- _Information given_:

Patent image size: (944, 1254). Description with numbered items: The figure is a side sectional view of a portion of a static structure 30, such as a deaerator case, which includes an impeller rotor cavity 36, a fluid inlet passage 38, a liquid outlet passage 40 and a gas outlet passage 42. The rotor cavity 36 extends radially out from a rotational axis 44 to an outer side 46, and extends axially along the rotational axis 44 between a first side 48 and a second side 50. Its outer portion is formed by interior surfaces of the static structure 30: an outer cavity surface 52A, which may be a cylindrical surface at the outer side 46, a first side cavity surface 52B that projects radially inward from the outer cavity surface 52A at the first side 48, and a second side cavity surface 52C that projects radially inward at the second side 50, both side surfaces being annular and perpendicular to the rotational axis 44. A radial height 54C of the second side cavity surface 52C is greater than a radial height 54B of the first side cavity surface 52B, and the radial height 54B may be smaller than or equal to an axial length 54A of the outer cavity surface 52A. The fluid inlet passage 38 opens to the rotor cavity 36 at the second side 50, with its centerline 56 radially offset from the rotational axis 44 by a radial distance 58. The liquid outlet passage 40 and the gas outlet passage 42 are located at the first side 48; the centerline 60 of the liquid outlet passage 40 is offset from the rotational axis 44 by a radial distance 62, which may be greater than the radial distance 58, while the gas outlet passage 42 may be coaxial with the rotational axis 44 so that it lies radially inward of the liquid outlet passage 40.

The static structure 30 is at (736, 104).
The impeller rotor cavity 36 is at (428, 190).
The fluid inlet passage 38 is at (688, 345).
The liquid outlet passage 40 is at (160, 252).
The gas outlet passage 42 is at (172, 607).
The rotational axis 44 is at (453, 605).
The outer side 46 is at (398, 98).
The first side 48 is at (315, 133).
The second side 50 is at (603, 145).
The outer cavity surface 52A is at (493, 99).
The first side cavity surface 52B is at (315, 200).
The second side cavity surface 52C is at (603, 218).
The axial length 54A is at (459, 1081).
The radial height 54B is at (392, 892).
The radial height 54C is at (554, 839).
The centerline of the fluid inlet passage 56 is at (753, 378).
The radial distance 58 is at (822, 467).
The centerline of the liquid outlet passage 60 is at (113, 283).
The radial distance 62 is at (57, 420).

- _What is required_: Show each line of the listing above that contains the word "outlet", copied in full.

- _Solved exercise_:
Patent image size: (944, 1254). Description with numbered items: The figure is a side sectional view of a portion of a static structure 30, such as a deaerator case, which includes an impeller rotor cavity 36, a fluid inlet passage 38, a liquid outlet passage 40 and a gas outlet passage 42. The rotor cavity 36 extends radially out from a rotational axis 44 to an outer side 46, and extends axially along the rotational axis 44 between a first side 48 and a second side 50. Its outer portion is formed by interior surfaces of the static structure 30: an outer cavity surface 52A, which may be a cylindrical surface at the outer side 46, a first side cavity surface 52B that projects radially inward from the outer cavity surface 52A at the first side 48, and a second side cavity surface 52C that projects radially inward at the second side 50, both side surfaces being annular and perpendicular to the rotational axis 44. A radial height 54C of the second side cavity surface 52C is greater than a radial height 54B of the first side cavity surface 52B, and the radial height 54B may be smaller than or equal to an axial length 54A of the outer cavity surface 52A. The fluid inlet passage 38 opens to the rotor cavity 36 at the second side 50, with its centerline 56 radially offset from the rotational axis 44 by a radial distance 58. The liquid outlet passage 40 and the gas outlet passage 42 are located at the first side 48; the centerline 60 of the liquid outlet passage 40 is offset from the rotational axis 44 by a radial distance 62, which may be greater than the radial distance 58, while the gas outlet passage 42 may be coaxial with the rotational axis 44 so that it lies radially inward of the liquid outlet passage 40.
The liquid outlet passage 40 is at (160, 252).
The gas outlet passage 42 is at (172, 607).
The centerline of the liquid outlet passage 60 is at (113, 283).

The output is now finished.